--- BEGIN RECORDS SUPPLIED ---

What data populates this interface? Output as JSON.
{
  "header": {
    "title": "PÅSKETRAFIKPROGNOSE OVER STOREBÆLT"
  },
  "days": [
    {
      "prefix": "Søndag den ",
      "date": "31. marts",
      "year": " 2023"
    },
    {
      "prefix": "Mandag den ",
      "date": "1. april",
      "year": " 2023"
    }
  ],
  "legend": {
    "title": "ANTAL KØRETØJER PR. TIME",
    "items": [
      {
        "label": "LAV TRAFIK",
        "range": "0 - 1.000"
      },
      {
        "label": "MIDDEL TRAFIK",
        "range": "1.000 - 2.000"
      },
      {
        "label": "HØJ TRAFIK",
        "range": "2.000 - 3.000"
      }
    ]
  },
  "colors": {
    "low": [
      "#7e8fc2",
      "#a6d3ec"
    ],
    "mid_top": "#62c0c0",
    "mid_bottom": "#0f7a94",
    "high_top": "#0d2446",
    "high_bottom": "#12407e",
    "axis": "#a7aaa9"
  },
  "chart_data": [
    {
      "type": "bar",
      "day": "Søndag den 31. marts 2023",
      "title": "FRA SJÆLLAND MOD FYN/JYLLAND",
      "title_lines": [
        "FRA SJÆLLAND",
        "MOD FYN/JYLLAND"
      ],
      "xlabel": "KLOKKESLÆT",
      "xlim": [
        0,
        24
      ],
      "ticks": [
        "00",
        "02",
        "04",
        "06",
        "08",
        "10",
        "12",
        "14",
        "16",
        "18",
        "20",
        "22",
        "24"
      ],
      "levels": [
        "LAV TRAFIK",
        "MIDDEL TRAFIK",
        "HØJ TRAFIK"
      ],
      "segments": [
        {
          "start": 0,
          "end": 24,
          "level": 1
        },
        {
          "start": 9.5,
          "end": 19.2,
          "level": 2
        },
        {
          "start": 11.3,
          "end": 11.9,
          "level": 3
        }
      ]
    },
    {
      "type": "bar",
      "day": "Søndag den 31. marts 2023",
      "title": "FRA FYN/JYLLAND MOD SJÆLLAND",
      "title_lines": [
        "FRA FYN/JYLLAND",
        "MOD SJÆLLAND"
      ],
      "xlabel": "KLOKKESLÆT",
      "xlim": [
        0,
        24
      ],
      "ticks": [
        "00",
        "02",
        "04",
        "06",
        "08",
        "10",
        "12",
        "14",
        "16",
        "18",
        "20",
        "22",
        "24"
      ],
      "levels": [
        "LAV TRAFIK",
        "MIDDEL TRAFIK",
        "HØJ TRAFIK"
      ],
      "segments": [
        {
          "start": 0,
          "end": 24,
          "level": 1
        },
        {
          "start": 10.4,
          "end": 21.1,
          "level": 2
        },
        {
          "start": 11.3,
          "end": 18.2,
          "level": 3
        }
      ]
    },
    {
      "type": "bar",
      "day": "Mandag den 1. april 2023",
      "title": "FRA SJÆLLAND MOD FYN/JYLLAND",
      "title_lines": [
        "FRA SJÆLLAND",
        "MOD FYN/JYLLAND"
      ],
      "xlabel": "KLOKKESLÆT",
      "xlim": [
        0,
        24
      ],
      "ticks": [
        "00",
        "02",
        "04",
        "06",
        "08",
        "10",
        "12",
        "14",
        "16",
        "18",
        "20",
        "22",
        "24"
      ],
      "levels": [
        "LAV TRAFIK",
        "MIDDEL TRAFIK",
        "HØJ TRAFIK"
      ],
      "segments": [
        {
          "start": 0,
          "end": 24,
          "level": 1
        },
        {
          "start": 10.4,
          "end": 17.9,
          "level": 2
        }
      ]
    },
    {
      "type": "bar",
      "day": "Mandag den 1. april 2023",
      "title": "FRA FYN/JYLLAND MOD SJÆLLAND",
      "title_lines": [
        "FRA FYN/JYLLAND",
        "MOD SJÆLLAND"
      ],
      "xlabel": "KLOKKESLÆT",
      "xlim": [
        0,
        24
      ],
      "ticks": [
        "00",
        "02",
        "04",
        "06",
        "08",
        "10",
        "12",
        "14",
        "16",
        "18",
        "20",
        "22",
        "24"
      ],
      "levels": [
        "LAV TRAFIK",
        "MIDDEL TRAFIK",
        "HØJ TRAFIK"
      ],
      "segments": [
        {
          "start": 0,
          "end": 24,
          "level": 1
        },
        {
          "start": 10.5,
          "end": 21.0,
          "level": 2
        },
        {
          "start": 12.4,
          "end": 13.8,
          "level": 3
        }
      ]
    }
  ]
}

--- END RECORDS SUPPLIED ---

§ **TASK GOAL**: Can you restate every record above word for word?

§ **ANSWER TO THIS PROBLEM**:
What data populates this interface? Output as JSON.
{
  "header": {
    "title": "PÅSKETRAFIKPROGNOSE OVER STOREBÆLT"
  },
  "days": [
    {
      "prefix": "Søndag den ",
      "date": "31. marts",
      "year": " 2023"
    },
    {
      "prefix": "Mandag den ",
      "date": "1. april",
      "year": " 2023"
    }
  ],
  "legend": {
    "title": "ANTAL KØRETØJER PR. TIME",
    "items": [
      {
        "label": "LAV TRAFIK",
        "range": "0 - 1.000"
      },
      {
        "label": "MIDDEL TRAFIK",
        "range": "1.000 - 2.000"
      },
      {
        "label": "HØJ TRAFIK",
        "range": "2.000 - 3.000"
      }
    ]
  },
  "colors": {
    "low": [
      "#7e8fc2",
      "#a6d3ec"
    ],
    "mid_top": "#62c0c0",
    "mid_bottom": "#0f7a94",
    "high_top": "#0d2446",
    "high_bottom": "#12407e",
    "axis": "#a7aaa9"
  },
  "chart_data": [
    {
      "type": "bar",
      "day": "Søndag den 31. marts 2023",
      "title": "FRA SJÆLLAND MOD FYN/JYLLAND",
      "title_lines": [
        "FRA SJÆLLAND",
        "MOD FYN/JYLLAND"
      ],
      "xlabel": "KLOKKESLÆT",
      "xlim": [
        0,
        24
      ],
      "ticks": [
        "00",
        "02",
        "04",
        "06",
        "08",
        "10",
        "12",
        "14",
        "16",
        "18",
        "20",
        "22",
        "24"
      ],
      "levels": [
        "LAV TRAFIK",
        "MIDDEL TRAFIK",
        "HØJ TRAFIK"
      ],
      "segments": [
        {
          "start": 0,
          "end": 24,
          "level": 1
        },
        {
          "start": 9.5,
          "end": 19.2,
          "level": 2
        },
        {
          "start": 11.3,
          "end": 11.9,
          "level": 3
        }
      ]
    },
    {
      "type": "bar",
      "day": "Søndag den 31. marts 2023",
      "title": "FRA FYN/JYLLAND MOD SJÆLLAND",
      "title_lines": [
        "FRA FYN/JYLLAND",
        "MOD SJÆLLAND"
      ],
      "xlabel": "KLOKKESLÆT",
      "xlim": [
        0,
        24
      ],
      "ticks": [
        "00",
        "02",
        "04",
        "06",
        "08",
        "10",
        "12",
        "14",
        "16",
        "18",
        "20",
        "22",
        "24"
      ],
      "levels": [
        "LAV TRAFIK",
        "MIDDEL TRAFIK",
        "HØJ TRAFIK"
      ],
      "segments": [
        {
          "start": 0,
          "end": 24,
          "level": 1
        },
        {
          "start": 10.4,
          "end": 21.1,
          "level": 2
        },
        {
          "start": 11.3,
          "end": 18.2,
          "level": 3
        }
      ]
    },
    {
      "type": "bar",
      "day": "Mandag den 1. april 2023",
      "title": "FRA SJÆLLAND MOD FYN/JYLLAND",
      "title_lines": [
        "FRA SJÆLLAND",
        "MOD FYN/JYLLAND"
      ],
      "xlabel": "KLOKKESLÆT",
      "xlim": [
        0,
        24
      ],
      "ticks": [
        "00",
        "02",
        "04",
        "06",
        "08",
        "10",
        "12",
        "14",
        "16",
        "18",
        "20",
        "22",
        "24"
      ],
      "levels": [
        "LAV TRAFIK",
        "MIDDEL TRAFIK",
        "HØJ TRAFIK"
      ],
      "segments": [
        {
          "start": 0,
          "end": 24,
          "level": 1
        },
        {
          "start": 10.4,
          "end": 17.9,
          "level": 2
        }
      ]
    },
    {
      "type": "bar",
      "day": "Mandag den 1. april 2023",
      "title": "FRA FYN/JYLLAND MOD SJÆLLAND",
      "title_lines": [
        "FRA FYN/JYLLAND",
        "MOD SJÆLLAND"
      ],
      "xlabel": "KLOKKESLÆT",
      "xlim": [
        0,
        24
      ],
      "ticks": [
        "00",
        "02",
        "04",
        "06",
        "08",
        "10",
        "12",
        "14",
        "16",
        "18",
        "20",
        "22",
        "24"
      ],
      "levels": [
        "LAV TRAFIK",
        "MIDDEL TRAFIK",
        "HØJ TRAFIK"
      ],
      "segments": [
        {
          "start": 0,
          "end": 24,
          "level": 1
        },
        {
          "start": 10.5,
          "end": 21.0,
          "level": 2
        },
        {
          "start": 12.4,
          "end": 13.8,
          "level": 3
        }
      ]
    }
  ]
}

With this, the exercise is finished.